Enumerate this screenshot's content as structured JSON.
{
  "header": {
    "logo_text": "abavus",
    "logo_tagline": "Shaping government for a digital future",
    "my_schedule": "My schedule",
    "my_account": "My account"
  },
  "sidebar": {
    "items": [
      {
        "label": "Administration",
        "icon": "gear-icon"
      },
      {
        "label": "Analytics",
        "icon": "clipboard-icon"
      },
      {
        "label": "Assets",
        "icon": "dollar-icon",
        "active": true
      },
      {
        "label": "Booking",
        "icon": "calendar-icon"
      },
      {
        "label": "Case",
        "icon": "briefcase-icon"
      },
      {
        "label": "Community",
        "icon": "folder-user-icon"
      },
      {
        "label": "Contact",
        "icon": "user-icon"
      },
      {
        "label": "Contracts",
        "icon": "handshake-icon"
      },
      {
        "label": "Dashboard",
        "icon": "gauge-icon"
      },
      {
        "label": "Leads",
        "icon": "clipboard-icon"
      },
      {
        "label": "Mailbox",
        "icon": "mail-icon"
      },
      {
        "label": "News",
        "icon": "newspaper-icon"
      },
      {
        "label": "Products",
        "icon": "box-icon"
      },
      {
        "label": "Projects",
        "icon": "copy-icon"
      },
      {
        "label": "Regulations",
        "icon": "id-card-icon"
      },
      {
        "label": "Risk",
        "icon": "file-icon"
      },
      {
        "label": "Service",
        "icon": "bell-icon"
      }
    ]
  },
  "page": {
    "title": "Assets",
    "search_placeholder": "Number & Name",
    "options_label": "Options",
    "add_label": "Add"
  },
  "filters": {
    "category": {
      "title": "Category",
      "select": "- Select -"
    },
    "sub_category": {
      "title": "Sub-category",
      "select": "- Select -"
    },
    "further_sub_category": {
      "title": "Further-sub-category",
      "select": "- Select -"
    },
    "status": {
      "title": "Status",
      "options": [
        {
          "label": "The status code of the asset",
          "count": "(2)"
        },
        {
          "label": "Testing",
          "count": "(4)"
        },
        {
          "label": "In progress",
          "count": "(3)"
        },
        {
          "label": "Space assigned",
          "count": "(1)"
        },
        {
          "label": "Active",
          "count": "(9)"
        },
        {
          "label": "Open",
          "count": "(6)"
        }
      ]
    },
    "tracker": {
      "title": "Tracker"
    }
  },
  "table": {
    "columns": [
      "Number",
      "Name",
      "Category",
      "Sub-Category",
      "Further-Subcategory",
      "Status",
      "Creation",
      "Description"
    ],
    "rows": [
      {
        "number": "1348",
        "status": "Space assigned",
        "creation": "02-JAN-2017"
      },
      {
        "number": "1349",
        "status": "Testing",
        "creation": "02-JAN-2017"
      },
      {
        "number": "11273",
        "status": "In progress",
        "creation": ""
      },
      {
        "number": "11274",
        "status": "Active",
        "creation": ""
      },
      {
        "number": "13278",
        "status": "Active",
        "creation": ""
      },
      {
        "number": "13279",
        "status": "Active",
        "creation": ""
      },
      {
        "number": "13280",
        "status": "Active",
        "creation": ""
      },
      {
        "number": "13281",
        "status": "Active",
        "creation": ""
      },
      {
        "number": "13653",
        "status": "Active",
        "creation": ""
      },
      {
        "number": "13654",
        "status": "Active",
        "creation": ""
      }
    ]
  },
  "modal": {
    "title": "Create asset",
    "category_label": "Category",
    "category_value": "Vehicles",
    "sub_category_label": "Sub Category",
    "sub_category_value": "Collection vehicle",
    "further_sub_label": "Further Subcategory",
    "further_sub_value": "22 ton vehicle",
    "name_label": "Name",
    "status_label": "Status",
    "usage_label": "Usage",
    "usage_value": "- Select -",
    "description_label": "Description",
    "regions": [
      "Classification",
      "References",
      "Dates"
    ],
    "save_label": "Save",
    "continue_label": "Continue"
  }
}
—————
(Task statement)
Make an exact copy of the records.

(Task output)
Enumerate this screenshot's content as structured JSON.
{
  "header": {
    "logo_text": "abavus",
    "logo_tagline": "Shaping government for a digital future",
    "my_schedule": "My schedule",
    "my_account": "My account"
  },
  "sidebar": {
    "items": [
      {
        "label": "Administration",
        "icon": "gear-icon"
      },
      {
        "label": "Analytics",
        "icon": "clipboard-icon"
      },
      {
        "label": "Assets",
        "icon": "dollar-icon",
        "active": true
      },
      {
        "label": "Booking",
        "icon": "calendar-icon"
      },
      {
        "label": "Case",
        "icon": "briefcase-icon"
      },
      {
        "label": "Community",
        "icon": "folder-user-icon"
      },
      {
        "label": "Contact",
        "icon": "user-icon"
      },
      {
        "label": "Contracts",
        "icon": "handshake-icon"
      },
      {
        "label": "Dashboard",
        "icon": "gauge-icon"
      },
      {
        "label": "Leads",
        "icon": "clipboard-icon"
      },
      {
        "label": "Mailbox",
        "icon": "mail-icon"
      },
      {
        "label": "News",
        "icon": "newspaper-icon"
      },
      {
        "label": "Products",
        "icon": "box-icon"
      },
      {
        "label": "Projects",
        "icon": "copy-icon"
      },
      {
        "label": "Regulations",
        "icon": "id-card-icon"
      },
      {
        "label": "Risk",
        "icon": "file-icon"
      },
      {
        "label": "Service",
        "icon": "bell-icon"
      }
    ]
  },
  "page": {
    "title": "Assets",
    "search_placeholder": "Number & Name",
    "options_label": "Options",
    "add_label": "Add"
  },
  "filters": {
    "category": {
      "title": "Category",
      "select": "- Select -"
    },
    "sub_category": {
      "title": "Sub-category",
      "select": "- Select -"
    },
    "further_sub_category": {
      "title": "Further-sub-category",
      "select": "- Select -"
    },
    "status": {
      "title": "Status",
      "options": [
        {
          "label": "The status code of the asset",
          "count": "(2)"
        },
        {
          "label": "Testing",
          "count": "(4)"
        },
        {
          "label": "In progress",
          "count": "(3)"
        },
        {
          "label": "Space assigned",
          "count": "(1)"
        },
        {
          "label": "Active",
          "count": "(9)"
        },
        {
          "label": "Open",
          "count": "(6)"
        }
      ]
    },
    "tracker": {
      "title": "Tracker"
    }
  },
  "table": {
    "columns": [
      "Number",
      "Name",
      "Category",
      "Sub-Category",
      "Further-Subcategory",
      "Status",
      "Creation",
      "Description"
    ],
    "rows": [
      {
        "number": "1348",
        "status": "Space assigned",
        "creation": "02-JAN-2017"
      },
      {
        "number": "1349",
        "status": "Testing",
        "creation": "02-JAN-2017"
      },
      {
        "number": "11273",
        "status": "In progress",
        "creation": ""
      },
      {
        "number": "11274",
        "status": "Active",
        "creation": ""
      },
      {
        "number": "13278",
        "status": "Active",
        "creation": ""
      },
      {
        "number": "13279",
        "status": "Active",
        "creation": ""
      },
      {
        "number": "13280",
        "status": "Active",
        "creation": ""
      },
      {
        "number": "13281",
        "status": "Active",
        "creation": ""
      },
      {
        "number": "13653",
        "status": "Active",
        "creation": ""
      },
      {
        "number": "13654",
        "status": "Active",
        "creation": ""
      }
    ]
  },
  "modal": {
    "title": "Create asset",
    "category_label": "Category",
    "category_value": "Vehicles",
    "sub_category_label": "Sub Category",
    "sub_category_value": "Collection vehicle",
    "further_sub_label": "Further Subcategory",
    "further_sub_value": "22 ton vehicle",
    "name_label": "Name",
    "status_label": "Status",
    "usage_label": "Usage",
    "usage_value": "- Select -",
    "description_label": "Description",
    "regions": [
      "Classification",
      "References",
      "Dates"
    ],
    "save_label": "Save",
    "continue_label": "Continue"
  }
}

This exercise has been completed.